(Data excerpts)
══════════
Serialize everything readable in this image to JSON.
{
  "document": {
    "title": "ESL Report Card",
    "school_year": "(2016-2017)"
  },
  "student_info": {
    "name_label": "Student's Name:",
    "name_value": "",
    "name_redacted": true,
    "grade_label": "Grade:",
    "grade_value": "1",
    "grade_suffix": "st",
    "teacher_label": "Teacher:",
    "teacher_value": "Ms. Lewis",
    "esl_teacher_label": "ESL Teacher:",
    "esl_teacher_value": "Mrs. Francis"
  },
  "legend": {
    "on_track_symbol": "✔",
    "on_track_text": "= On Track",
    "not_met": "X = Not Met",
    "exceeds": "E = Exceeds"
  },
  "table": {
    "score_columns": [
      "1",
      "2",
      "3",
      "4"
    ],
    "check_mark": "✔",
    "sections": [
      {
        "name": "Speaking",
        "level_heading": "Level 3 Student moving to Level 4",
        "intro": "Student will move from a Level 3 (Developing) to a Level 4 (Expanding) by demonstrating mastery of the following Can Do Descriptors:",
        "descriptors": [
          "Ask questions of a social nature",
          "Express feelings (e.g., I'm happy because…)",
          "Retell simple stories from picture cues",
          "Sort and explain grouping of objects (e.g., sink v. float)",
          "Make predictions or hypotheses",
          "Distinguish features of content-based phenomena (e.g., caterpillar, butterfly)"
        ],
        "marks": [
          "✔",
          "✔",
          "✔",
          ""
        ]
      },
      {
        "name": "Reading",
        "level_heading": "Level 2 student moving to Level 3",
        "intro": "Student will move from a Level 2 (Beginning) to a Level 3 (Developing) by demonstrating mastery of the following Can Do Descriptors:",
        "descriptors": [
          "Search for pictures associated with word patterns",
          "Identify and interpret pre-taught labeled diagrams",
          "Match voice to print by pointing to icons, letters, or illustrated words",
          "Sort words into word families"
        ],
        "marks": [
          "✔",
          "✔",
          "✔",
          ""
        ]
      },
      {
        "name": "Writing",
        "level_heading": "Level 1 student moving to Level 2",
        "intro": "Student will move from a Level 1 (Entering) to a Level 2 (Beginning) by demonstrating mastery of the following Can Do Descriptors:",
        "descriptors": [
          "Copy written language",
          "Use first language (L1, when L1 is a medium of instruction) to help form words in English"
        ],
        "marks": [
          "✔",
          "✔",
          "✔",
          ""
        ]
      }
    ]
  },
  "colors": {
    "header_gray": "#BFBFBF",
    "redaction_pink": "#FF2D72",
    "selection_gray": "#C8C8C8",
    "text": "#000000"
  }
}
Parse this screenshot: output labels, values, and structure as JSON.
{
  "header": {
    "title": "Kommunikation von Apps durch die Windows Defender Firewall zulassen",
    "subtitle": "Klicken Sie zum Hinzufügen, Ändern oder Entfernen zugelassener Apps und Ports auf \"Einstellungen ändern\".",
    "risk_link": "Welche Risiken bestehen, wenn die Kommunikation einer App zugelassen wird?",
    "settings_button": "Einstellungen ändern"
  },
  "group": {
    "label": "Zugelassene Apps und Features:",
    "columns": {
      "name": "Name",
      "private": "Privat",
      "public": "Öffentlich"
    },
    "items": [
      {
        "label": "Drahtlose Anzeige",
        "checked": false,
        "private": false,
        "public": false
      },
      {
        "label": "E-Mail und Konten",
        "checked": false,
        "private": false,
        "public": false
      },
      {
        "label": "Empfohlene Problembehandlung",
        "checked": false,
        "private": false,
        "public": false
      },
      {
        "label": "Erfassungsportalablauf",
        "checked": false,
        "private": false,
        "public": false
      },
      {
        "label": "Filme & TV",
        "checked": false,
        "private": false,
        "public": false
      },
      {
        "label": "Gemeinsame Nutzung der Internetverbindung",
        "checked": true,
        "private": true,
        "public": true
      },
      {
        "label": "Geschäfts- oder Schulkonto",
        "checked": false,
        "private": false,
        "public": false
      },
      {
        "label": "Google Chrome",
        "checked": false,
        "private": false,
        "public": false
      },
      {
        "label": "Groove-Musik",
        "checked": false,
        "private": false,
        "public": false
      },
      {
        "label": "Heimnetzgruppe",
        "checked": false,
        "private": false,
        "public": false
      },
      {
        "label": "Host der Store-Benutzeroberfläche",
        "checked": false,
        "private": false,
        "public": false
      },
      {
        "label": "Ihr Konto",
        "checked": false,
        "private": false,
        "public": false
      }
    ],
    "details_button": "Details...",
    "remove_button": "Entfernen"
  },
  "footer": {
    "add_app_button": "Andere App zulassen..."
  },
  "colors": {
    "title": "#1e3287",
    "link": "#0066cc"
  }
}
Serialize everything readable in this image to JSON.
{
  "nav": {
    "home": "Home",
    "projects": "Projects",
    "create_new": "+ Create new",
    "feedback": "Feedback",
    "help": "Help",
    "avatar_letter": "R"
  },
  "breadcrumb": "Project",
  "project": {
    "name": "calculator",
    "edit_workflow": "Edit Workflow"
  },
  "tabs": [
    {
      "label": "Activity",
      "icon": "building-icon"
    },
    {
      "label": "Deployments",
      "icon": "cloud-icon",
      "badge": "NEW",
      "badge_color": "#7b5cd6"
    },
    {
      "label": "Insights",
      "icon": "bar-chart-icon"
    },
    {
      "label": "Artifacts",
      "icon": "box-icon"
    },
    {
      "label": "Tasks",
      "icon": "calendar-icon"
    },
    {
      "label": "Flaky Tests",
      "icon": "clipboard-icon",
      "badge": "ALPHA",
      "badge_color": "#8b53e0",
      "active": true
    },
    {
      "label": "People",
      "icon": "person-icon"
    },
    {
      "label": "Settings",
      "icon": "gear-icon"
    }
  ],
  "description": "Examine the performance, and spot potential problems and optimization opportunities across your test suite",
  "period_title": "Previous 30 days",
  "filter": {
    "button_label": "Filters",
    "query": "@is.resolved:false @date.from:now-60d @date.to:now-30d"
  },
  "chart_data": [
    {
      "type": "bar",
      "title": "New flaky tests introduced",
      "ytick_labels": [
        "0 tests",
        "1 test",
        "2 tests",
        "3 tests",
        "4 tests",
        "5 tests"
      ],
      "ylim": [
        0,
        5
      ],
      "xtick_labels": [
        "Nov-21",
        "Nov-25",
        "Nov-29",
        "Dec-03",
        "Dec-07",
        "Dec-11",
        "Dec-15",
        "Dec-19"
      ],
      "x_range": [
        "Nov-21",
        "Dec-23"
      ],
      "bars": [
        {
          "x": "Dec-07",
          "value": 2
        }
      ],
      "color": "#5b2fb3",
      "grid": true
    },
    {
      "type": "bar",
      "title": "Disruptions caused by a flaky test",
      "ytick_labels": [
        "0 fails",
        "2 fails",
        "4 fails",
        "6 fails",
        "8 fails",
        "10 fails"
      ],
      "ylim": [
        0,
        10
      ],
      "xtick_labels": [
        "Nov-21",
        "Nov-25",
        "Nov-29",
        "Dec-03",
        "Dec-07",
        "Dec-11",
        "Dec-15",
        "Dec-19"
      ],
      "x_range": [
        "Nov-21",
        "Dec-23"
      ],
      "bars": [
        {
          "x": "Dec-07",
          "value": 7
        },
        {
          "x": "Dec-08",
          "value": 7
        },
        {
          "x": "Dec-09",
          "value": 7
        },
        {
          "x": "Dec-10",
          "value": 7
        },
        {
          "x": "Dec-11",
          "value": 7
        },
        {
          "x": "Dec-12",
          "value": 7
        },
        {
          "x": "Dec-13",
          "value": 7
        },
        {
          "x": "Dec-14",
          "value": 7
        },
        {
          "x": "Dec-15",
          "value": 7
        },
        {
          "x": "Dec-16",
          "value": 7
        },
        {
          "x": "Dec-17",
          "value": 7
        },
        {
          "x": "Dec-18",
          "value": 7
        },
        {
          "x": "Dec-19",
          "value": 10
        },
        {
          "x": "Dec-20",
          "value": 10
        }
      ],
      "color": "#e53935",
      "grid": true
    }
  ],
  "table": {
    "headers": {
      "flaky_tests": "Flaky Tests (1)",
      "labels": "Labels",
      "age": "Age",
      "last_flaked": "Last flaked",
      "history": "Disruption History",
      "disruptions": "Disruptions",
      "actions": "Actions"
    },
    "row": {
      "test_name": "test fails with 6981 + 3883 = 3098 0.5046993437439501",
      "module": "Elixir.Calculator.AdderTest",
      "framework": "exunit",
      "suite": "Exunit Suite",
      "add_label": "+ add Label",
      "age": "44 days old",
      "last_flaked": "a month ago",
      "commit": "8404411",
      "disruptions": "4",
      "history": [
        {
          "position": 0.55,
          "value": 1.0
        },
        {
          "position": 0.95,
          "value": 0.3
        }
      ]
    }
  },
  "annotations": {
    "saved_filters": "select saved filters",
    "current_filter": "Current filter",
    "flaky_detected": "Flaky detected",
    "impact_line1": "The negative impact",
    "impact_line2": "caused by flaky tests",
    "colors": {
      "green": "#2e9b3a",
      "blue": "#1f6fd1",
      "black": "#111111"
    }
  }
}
══════════
Extract all lines that hold the word "Einstellungen".

**Solution to this problem:**
    "subtitle": "Klicken Sie zum Hinzufügen, Ändern oder Entfernen zugelassener Apps und Ports auf \"Einstellungen ändern\".",
    "settings_button": "Einstellungen ändern"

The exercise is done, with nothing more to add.